- **PROBLEM**
Using the records that follow, copy every line containing the word "etracker".
───
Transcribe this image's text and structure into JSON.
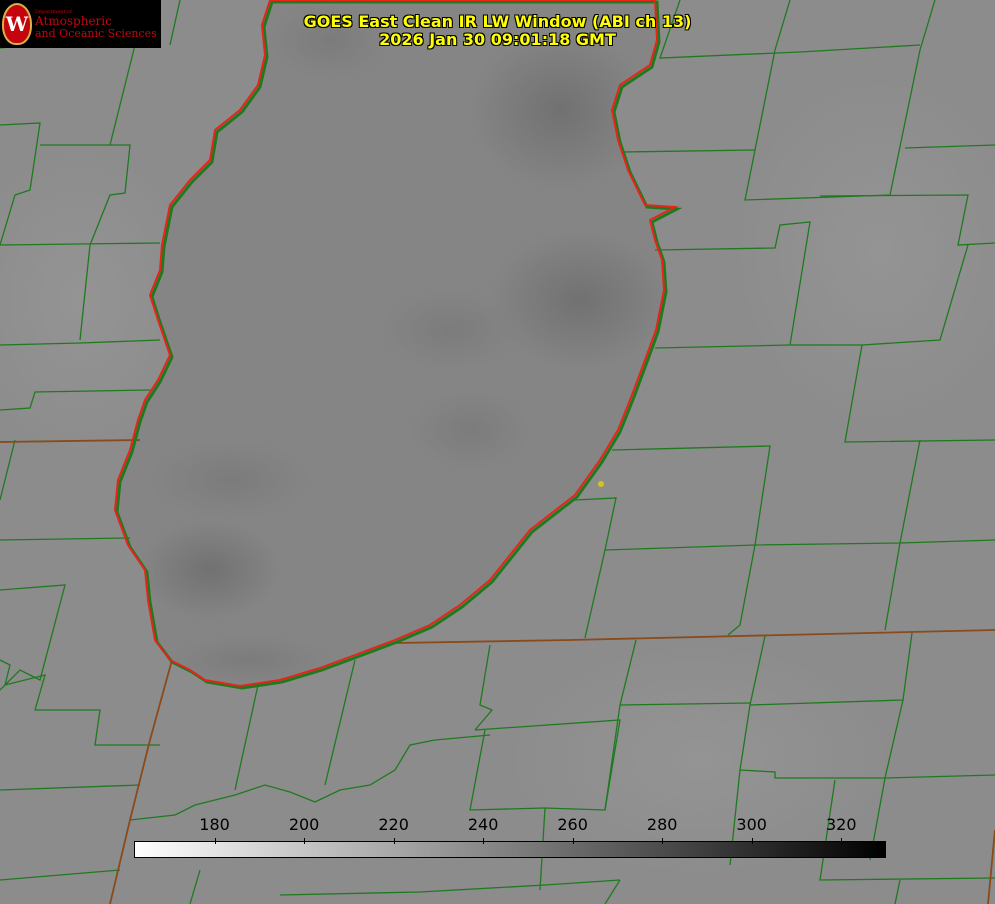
{
  "title": {
    "line1": "GOES East Clean IR LW Window (ABI ch 13)",
    "line2": "2026 Jan 30 09:01:18 GMT"
  },
  "logo": {
    "seal_letter": "W",
    "department": "Department of",
    "line1": "Atmospheric",
    "line2": "and Oceanic Sciences"
  },
  "colorbar": {
    "min": 162,
    "max": 330,
    "ticks": [
      "180",
      "200",
      "220",
      "240",
      "260",
      "280",
      "300",
      "320"
    ],
    "colors": {
      "low": "#ffffff",
      "high": "#000000"
    }
  },
  "colors": {
    "lake_shoreline": "#e8231a",
    "county_lines": "#1f7a1f",
    "state_lines": "#8a4a1a",
    "marker": "#d4c41a"
  }
}
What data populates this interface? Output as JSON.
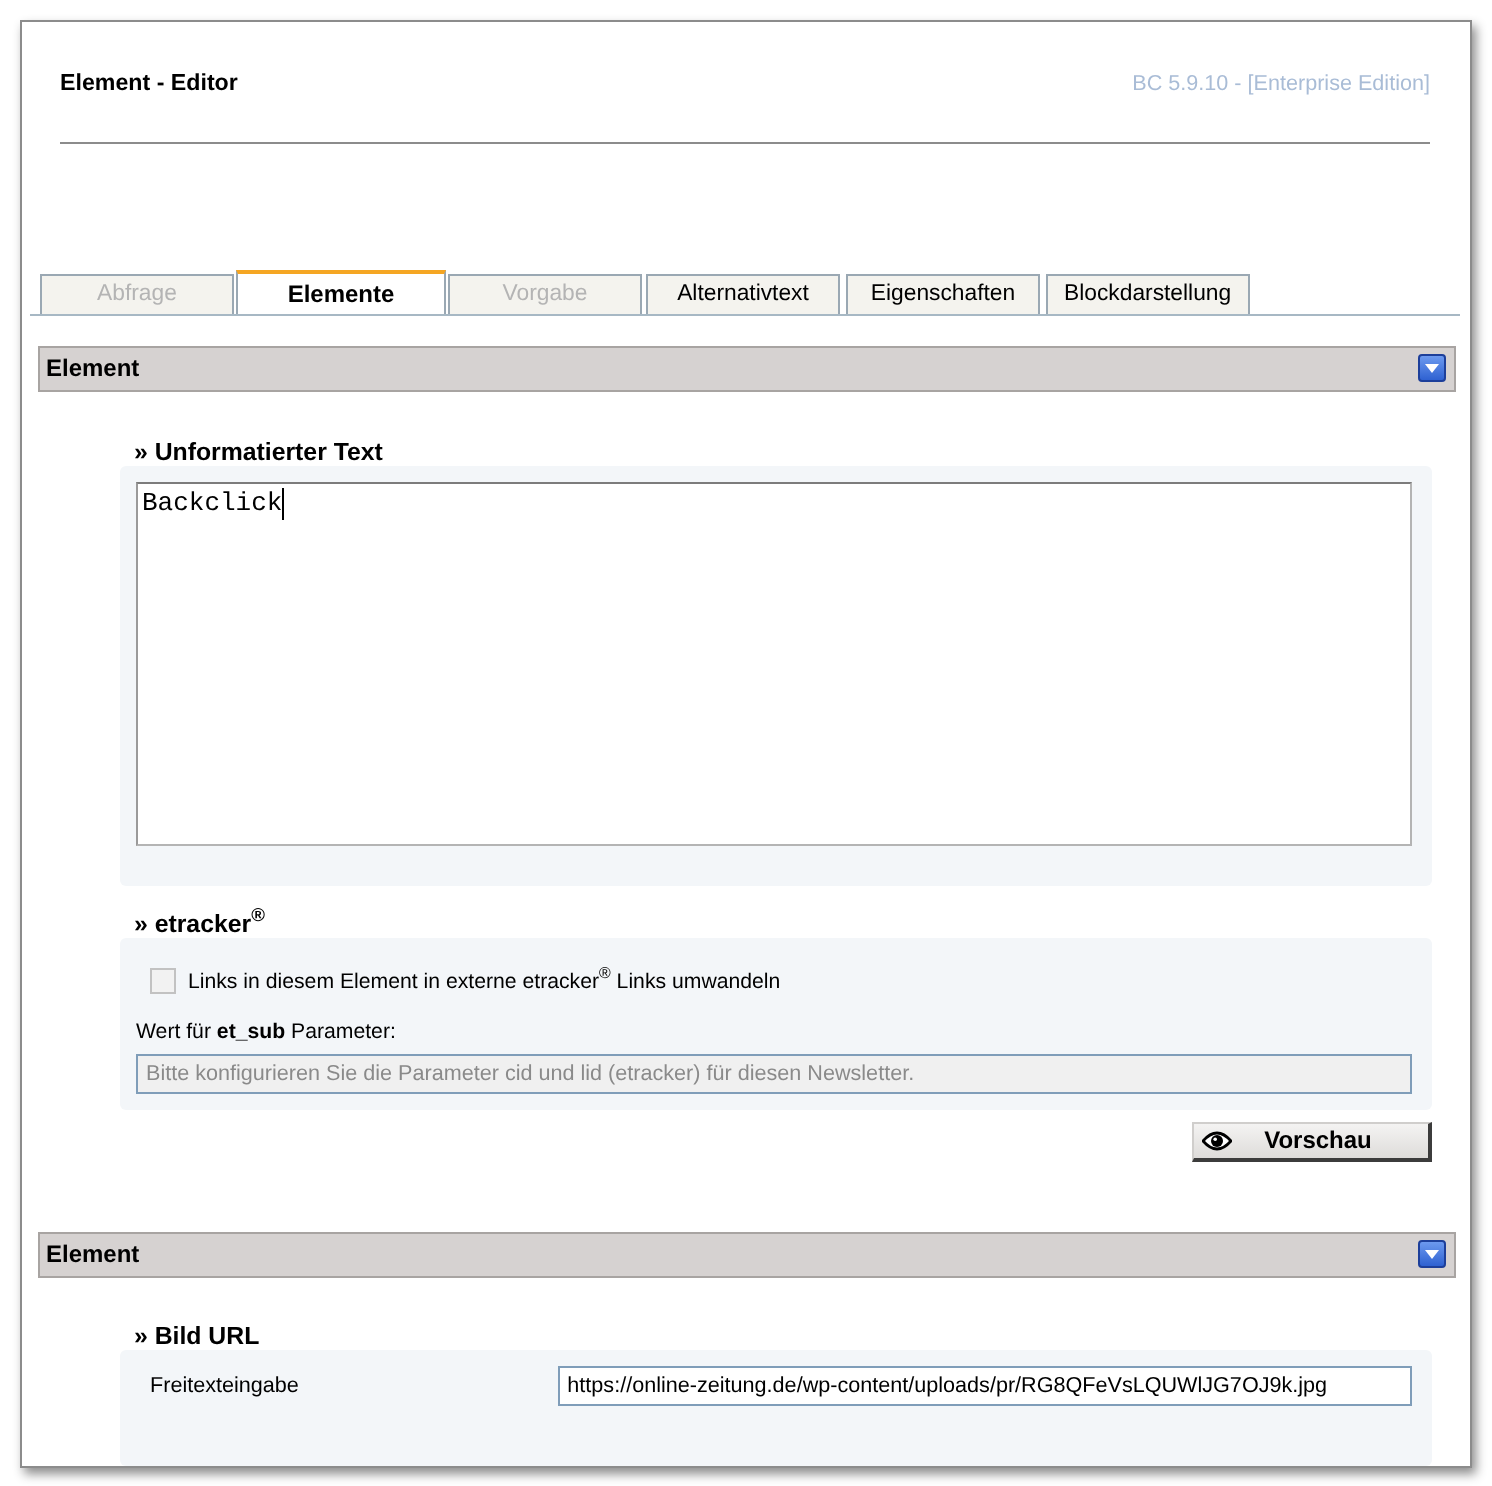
{
  "window": {
    "title": "Element - Editor",
    "version": "BC 5.9.10 - [Enterprise Edition]"
  },
  "tabs": [
    {
      "label": "Abfrage",
      "selected": false,
      "disabled": true
    },
    {
      "label": "Elemente",
      "selected": true,
      "disabled": false
    },
    {
      "label": "Vorgabe",
      "selected": false,
      "disabled": true
    },
    {
      "label": "Alternativtext",
      "selected": false,
      "disabled": false
    },
    {
      "label": "Eigenschaften",
      "selected": false,
      "disabled": false
    },
    {
      "label": "Blockdarstellung",
      "selected": false,
      "disabled": false
    }
  ],
  "sections": [
    {
      "title": "Element",
      "groups": [
        {
          "kind": "textarea",
          "title": "» Unformatierter Text",
          "value": "Backclick",
          "focused": true
        },
        {
          "kind": "tracking",
          "title": "» etracker$^{®}$",
          "checkbox": {
            "label": "Links in diesem Element in externe etracker$^{®}$ Links umwandeln",
            "checked": false
          },
          "field_label": "Wert für **et_sub** Parameter:",
          "field": {
            "placeholder": "Bitte konfigurieren Sie die Parameter cid und lid (etracker) für diesen Newsletter.",
            "disabled": true
          }
        }
      ],
      "button": {
        "label": "Vorschau"
      }
    },
    {
      "title": "Element",
      "groups": [
        {
          "kind": "url",
          "title": "» Bild URL",
          "label": "Freitexteingabe",
          "value": "https://online-zeitung.de/wp-content/uploads/pr/RG8QFeVsLQUWlJG7OJ9k.jpg"
        }
      ]
    }
  ]
}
───
- **WRITTEN SOLUTION**
          "title": "» etracker$^{®}$",
            "label": "Links in diesem Element in externe etracker$^{®}$ Links umwandeln",
            "placeholder": "Bitte konfigurieren Sie die Parameter cid und lid (etracker) für diesen Newsletter.",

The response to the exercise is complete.